* Tâches à réaliser:
a – Recopiez à l'identique les lignes des enregistrements allant de celle qui contient « watch-later-icon[interactable] (1161, 439, 1183, 461) » jusqu'à celle qui contient « video-duration: 20:05 (1143, 294, 1185, 309) », ces deux lignes incluses.
b – Prolongez, s'il vous plaît, le texte sur Alexandre Dumas au-delà de sa dernière phrase.

* Extrait:
'''
Passé un certain âge, Alexandre Dumas devient franchement indigeste ; il ne soutient la comparaison ni avec les historiens de son siècle (en dépit de sa prétention de les dépasser : lire la « Postface » aux Compagnons de Jéhu), ni avec les monstres du romantisme. D’ailleurs, Gustave Lanson, dans sa vaste Histoire de la littérature française, n’évoque Dumas que deux fois, et jamais trop à son avantage. Ses deux cent cinquante-sept volumes ? une « prodigieuse et un peu puérile invention », « vulgaire de pensée et de forme », qui « a bien vieilli » ; quant au genre du roman historique, « Dumas s’en empare et le dérive hors de la littérature, hors de l’art, pour l’amusement de la foule. »
Ne soyons pas injustes cependant : Dumas eut deux qualités immenses, qui devaient imposer son nom dans l’histoire de notre littérature. D’abord, il aida, avec Hugo et Vigny, au triomphe du drame romantique : Henri III et sa cour fut en effet le premier d’entre eux, après la Préface bien connue de l’auteur de Cromwell. Ensuite, il régna en maître absolu sur le genre du roman historique, si intemporellement populaire, et qui n’a de nos jours rien perdu de sa superbe.
'''
* Enregistrements fournis:
'''
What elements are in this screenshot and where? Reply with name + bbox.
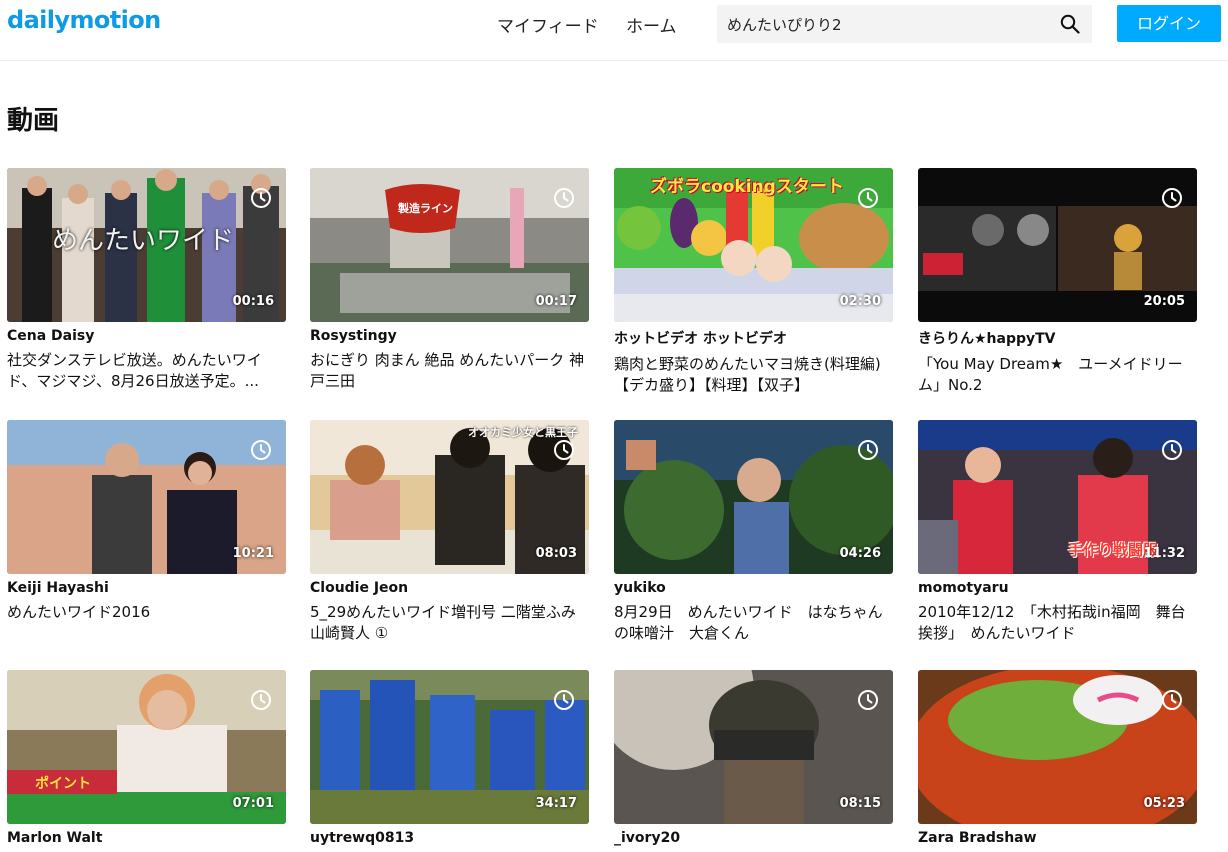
watch-later-icon[interactable] (1161, 439, 1183, 461)
section-title-videos: 動画 (7, 106, 60, 136)
video-card[interactable]: オオカミ少女と黒王子 08:03 Cloudie Jeon 5_29めんたいワイ… (310, 420, 589, 644)
video-duration: 10:21 (232, 546, 274, 561)
watch-later-icon[interactable] (857, 439, 879, 461)
video-thumbnail[interactable]: 手作り戦闘服 11:32 (918, 420, 1197, 574)
channel-name[interactable]: Rosystingy (310, 328, 589, 344)
thumbnail-caption: オオカミ少女と黒王子 (468, 426, 578, 439)
search-input[interactable] (727, 5, 1047, 43)
watch-later-icon[interactable] (553, 689, 575, 711)
video-duration: 08:03 (535, 546, 577, 561)
channel-name[interactable]: _ivory20 (614, 830, 893, 846)
login-button[interactable]: ログイン (1117, 5, 1221, 42)
video-card[interactable]: 手作り戦闘服 11:32 momotyaru 2010年12/12 「木村拓哉i… (918, 420, 1197, 644)
nav-home[interactable]: ホーム (626, 12, 677, 37)
video-duration: 20:05 (1143, 294, 1185, 309)
video-duration: 08:15 (839, 796, 881, 811)
video-title[interactable]: おにぎり 肉まん 絶品 めんたいパーク 神戸三田 (310, 350, 589, 392)
video-thumbnail[interactable]: 05:23 (918, 670, 1197, 824)
search-bar (717, 5, 1092, 43)
watch-later-icon[interactable] (857, 187, 879, 209)
video-card[interactable]: めんたいワイド 00:16 Cena Daisy 社交ダンステレビ放送。めんたい… (7, 168, 286, 392)
channel-name[interactable]: Cloudie Jeon (310, 580, 589, 596)
watch-later-icon[interactable] (553, 187, 575, 209)
video-title[interactable]: 5_29めんたいワイド増刊号 二階堂ふみ 山崎賢人 ① (310, 602, 589, 644)
channel-name[interactable]: yukiko (614, 580, 893, 596)
thumbnail-caption: ズボラcookingスタート (650, 177, 844, 197)
video-duration: 00:16 (232, 294, 274, 309)
channel-name[interactable]: Cena Daisy (7, 328, 286, 344)
channel-name[interactable]: ホットビデオ ホットビデオ (614, 328, 893, 348)
video-title[interactable]: 「You May Dream★ ユーメイドリーム」No.2 (918, 354, 1197, 396)
video-thumbnail[interactable]: ズボラcookingスタート 02:30 (614, 168, 893, 322)
video-card[interactable]: 04:26 yukiko 8月29日 めんたいワイド はなちゃんの味噌汁 大倉く… (614, 420, 893, 644)
nav-my-feed[interactable]: マイフィード (497, 12, 599, 37)
thumbnail-caption: 製造ライン (398, 202, 453, 215)
video-card[interactable]: 10:21 Keiji Hayashi めんたいワイド2016 (7, 420, 286, 623)
video-duration: 04:26 (839, 546, 881, 561)
video-thumbnail[interactable]: 34:17 (310, 670, 589, 824)
video-thumbnail[interactable]: ポイント 07:01 (7, 670, 286, 824)
video-thumbnail[interactable]: 08:15 (614, 670, 893, 824)
dailymotion-logo[interactable]: dailymotion (7, 6, 161, 34)
watch-later-icon[interactable] (250, 187, 272, 209)
video-title[interactable]: 社交ダンステレビ放送。めんたいワイド、マジマジ、8月26日放送予定。... (7, 350, 286, 392)
channel-name[interactable]: Zara Bradshaw (918, 830, 1197, 846)
video-card[interactable]: 34:17 uytrewq0813 (310, 670, 589, 846)
video-duration: 02:30 (839, 294, 881, 309)
thumbnail-caption: ポイント (35, 776, 91, 792)
video-duration: 00:17 (535, 294, 577, 309)
video-thumbnail[interactable]: 20:05 (918, 168, 1197, 322)
watch-later-icon[interactable] (553, 439, 575, 461)
watch-later-icon[interactable] (250, 439, 272, 461)
video-thumbnail[interactable]: 10:21 (7, 420, 286, 574)
video-thumbnail[interactable]: オオカミ少女と黒王子 08:03 (310, 420, 589, 574)
video-card[interactable]: 05:23 Zara Bradshaw (918, 670, 1197, 846)
video-thumbnail[interactable]: 製造ライン 00:17 (310, 168, 589, 322)
search-icon[interactable] (1060, 14, 1080, 34)
channel-name[interactable]: Marlon Walt (7, 830, 286, 846)
video-thumbnail[interactable]: 04:26 (614, 420, 893, 574)
top-header: dailymotion マイフィード ホーム ログイン (0, 0, 1228, 61)
video-card[interactable]: 08:15 _ivory20 (614, 670, 893, 846)
video-thumbnail[interactable]: めんたいワイド 00:16 (7, 168, 286, 322)
video-title[interactable]: めんたいワイド2016 (7, 602, 286, 623)
watch-later-icon[interactable] (1161, 689, 1183, 711)
video-card[interactable]: 製造ライン 00:17 Rosystingy おにぎり 肉まん 絶品 めんたいパ… (310, 168, 589, 392)
video-duration: 05:23 (1143, 796, 1185, 811)
video-title[interactable]: 8月29日 めんたいワイド はなちゃんの味噌汁 大倉くん (614, 602, 893, 644)
video-title[interactable]: 2010年12/12 「木村拓哉in福岡 舞台挨拶」 めんたいワイド (918, 602, 1197, 644)
watch-later-icon[interactable] (250, 689, 272, 711)
channel-name[interactable]: きらりん★happyTV (918, 328, 1197, 348)
video-card[interactable]: 20:05 きらりん★happyTV 「You May Dream★ ユーメイド… (918, 168, 1197, 396)
video-duration: 07:01 (232, 796, 274, 811)
channel-name[interactable]: Keiji Hayashi (7, 580, 286, 596)
watch-later-icon[interactable] (1161, 187, 1183, 209)
watch-later-icon[interactable] (857, 689, 879, 711)
video-card[interactable]: ポイント 07:01 Marlon Walt (7, 670, 286, 846)
video-duration: 34:17 (535, 796, 577, 811)
video-card[interactable]: ズボラcookingスタート 02:30 ホットビデオ ホットビデオ 鶏肉と野菜… (614, 168, 893, 396)
video-title[interactable]: 鶏肉と野菜のめんたいマヨ焼き(料理編)【デカ盛り】【料理】【双子】 (614, 354, 893, 396)
thumbnail-caption: めんたいワイド (52, 226, 235, 256)
channel-name[interactable]: momotyaru (918, 580, 1197, 596)
channel-name[interactable]: uytrewq0813 (310, 830, 589, 846)
video-duration: 11:32 (1143, 546, 1185, 561)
'''
* Réponses par tâche:
a –
watch-later-icon[interactable] (1161, 439, 1183, 461)
section-title-videos: 動画 (7, 106, 60, 136)
video-card[interactable]: オオカミ少女と黒王子 08:03 Cloudie Jeon 5_29めんたいワイ… (310, 420, 589, 644)
video-duration: 10:21 (232, 546, 274, 561)
watch-later-icon[interactable] (857, 439, 879, 461)
video-thumbnail[interactable]: 手作り戦闘服 11:32 (918, 420, 1197, 574)
channel-name[interactable]: Rosystingy (310, 328, 589, 344)
thumbnail-caption: オオカミ少女と黒王子 (468, 426, 578, 439)
search-input[interactable] (727, 5, 1047, 43)
watch-later-icon[interactable] (553, 689, 575, 711)
video-duration: 08:03 (535, 546, 577, 561)
channel-name[interactable]: _ivory20 (614, 830, 893, 846)
login-button[interactable]: ログイン (1117, 5, 1221, 42)
video-card[interactable]: 手作り戦闘服 11:32 momotyaru 2010年12/12 「木村拓哉i… (918, 420, 1197, 644)
nav-home[interactable]: ホーム (626, 12, 677, 37)
video-duration: 20:05 (1143, 294, 1185, 309)

b –
Il a préludé à ces fameux romans historiques qui devaient surtout rendre son nom populaire, par des drames historiques. Sans dédaigner les sujets exotiques, Dumas fut le premier à deviner l’attrait que pouvait avoir l’histoire de France pour le public, et le premier qui se mit à exploiter les vastes recueils de chroniques et de mémoires que Guizot, Buchon, Petitot venaient de publier.
(G. Lanson, Histoire de la littérature française)
Dumas, qu’on le veuille ou non, et malgré tout le mépris que sa littérature fait irrésistiblement naître en nous, est un monument. En 1864, âgé de soixante-deux ans, il écrivait à l’empereur Napoléon III : « Sire, il y avait en 1830 et il y a encore aujourd’hui trois hommes à la tête de la littérature française, ces trois hommes sont Victor Hugo, Lamartine et moi. » La gasconnade est hardie : elle suppose un aplomb féroce ! mais l’aplomb n’est jamais dénué de fondements, sauf à être comique ou suicidaire ; il oblige à une certaine confiance en ses qualités : celles de Dumas sont indéniables !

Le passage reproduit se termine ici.